Aim: Reproduce the full listing below unchanged, apart from the pictures.

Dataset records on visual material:

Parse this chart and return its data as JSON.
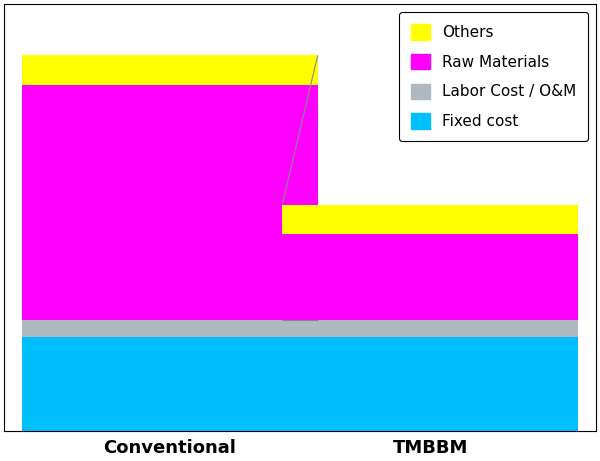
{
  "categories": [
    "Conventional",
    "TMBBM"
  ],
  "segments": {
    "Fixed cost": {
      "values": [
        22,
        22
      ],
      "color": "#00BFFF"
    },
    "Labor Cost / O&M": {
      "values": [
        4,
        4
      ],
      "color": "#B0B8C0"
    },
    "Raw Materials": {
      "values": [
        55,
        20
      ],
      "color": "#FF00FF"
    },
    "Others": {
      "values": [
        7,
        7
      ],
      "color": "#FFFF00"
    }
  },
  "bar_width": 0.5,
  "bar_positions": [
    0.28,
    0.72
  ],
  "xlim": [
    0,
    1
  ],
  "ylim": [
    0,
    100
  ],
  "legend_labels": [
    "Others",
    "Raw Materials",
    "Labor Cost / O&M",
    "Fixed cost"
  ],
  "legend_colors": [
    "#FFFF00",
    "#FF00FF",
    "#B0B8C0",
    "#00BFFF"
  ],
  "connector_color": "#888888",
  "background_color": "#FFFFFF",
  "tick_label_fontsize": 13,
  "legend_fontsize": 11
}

Response below:
Parse this chart and return its data as JSON.
{
  "categories": [
    "Conventional",
    "TMBBM"
  ],
  "segments": {
    "Fixed cost": {
      "values": [
        22,
        22
      ],
      "color": "#00BFFF"
    },
    "Labor Cost / O&M": {
      "values": [
        4,
        4
      ],
      "color": "#B0B8C0"
    },
    "Raw Materials": {
      "values": [
        55,
        20
      ],
      "color": "#FF00FF"
    },
    "Others": {
      "values": [
        7,
        7
      ],
      "color": "#FFFF00"
    }
  },
  "bar_width": 0.5,
  "bar_positions": [
    0.28,
    0.72
  ],
  "xlim": [
    0,
    1
  ],
  "ylim": [
    0,
    100
  ],
  "legend_labels": [
    "Others",
    "Raw Materials",
    "Labor Cost / O&M",
    "Fixed cost"
  ],
  "legend_colors": [
    "#FFFF00",
    "#FF00FF",
    "#B0B8C0",
    "#00BFFF"
  ],
  "connector_color": "#888888",
  "background_color": "#FFFFFF",
  "tick_label_fontsize": 13,
  "legend_fontsize": 11
}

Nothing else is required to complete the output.